• [AIM OF THE TASK]
Search the material for the string "arrow" and copy each line where it occurs.
** Begin **
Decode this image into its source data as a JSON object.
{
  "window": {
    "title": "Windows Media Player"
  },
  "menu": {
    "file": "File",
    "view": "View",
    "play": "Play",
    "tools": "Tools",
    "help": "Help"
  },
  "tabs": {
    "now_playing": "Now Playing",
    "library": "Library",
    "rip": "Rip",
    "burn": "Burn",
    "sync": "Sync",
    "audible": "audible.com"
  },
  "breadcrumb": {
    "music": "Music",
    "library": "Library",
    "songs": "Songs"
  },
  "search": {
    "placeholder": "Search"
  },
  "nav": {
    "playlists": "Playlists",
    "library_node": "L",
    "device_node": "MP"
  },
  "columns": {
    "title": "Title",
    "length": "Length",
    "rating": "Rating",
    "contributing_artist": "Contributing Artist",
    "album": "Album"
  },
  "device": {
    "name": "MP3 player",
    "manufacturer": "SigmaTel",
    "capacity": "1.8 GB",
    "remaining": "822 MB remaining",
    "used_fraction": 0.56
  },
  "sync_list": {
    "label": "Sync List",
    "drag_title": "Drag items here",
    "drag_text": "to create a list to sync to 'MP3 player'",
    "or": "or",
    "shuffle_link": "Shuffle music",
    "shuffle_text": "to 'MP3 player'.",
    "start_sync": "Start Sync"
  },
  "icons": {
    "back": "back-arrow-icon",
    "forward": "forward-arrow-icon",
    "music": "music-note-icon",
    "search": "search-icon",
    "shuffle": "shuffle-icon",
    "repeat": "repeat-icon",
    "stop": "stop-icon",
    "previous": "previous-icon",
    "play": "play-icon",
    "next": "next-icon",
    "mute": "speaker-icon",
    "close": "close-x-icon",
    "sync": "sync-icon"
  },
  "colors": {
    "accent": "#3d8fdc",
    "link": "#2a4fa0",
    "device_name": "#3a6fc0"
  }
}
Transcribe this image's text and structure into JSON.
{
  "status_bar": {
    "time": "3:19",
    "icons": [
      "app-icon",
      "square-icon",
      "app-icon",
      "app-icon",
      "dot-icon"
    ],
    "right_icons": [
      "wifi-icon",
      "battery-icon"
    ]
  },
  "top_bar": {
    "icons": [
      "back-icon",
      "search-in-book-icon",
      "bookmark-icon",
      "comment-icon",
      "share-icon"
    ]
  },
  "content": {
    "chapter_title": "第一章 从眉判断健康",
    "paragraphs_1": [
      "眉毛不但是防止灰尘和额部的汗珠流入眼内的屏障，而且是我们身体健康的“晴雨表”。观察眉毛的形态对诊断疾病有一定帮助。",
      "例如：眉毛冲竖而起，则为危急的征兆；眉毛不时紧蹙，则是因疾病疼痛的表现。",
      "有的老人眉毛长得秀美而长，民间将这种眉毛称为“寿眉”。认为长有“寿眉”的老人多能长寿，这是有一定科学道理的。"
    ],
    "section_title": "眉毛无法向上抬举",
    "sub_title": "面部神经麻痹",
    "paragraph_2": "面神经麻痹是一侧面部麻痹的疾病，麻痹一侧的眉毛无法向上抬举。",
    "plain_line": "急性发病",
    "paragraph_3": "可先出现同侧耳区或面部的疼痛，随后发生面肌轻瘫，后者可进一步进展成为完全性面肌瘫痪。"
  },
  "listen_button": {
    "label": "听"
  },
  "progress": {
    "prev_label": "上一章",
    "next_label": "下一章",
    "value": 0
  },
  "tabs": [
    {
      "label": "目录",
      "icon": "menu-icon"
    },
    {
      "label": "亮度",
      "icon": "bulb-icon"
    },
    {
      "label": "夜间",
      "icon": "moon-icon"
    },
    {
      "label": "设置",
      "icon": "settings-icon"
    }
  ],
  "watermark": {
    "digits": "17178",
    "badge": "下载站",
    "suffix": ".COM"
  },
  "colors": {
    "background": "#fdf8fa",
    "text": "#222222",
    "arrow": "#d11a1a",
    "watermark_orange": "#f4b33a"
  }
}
** End **
• [WORKED ANSWER]
    "back": "back-arrow-icon",
    "forward": "forward-arrow-icon",
    "arrow": "#d11a1a",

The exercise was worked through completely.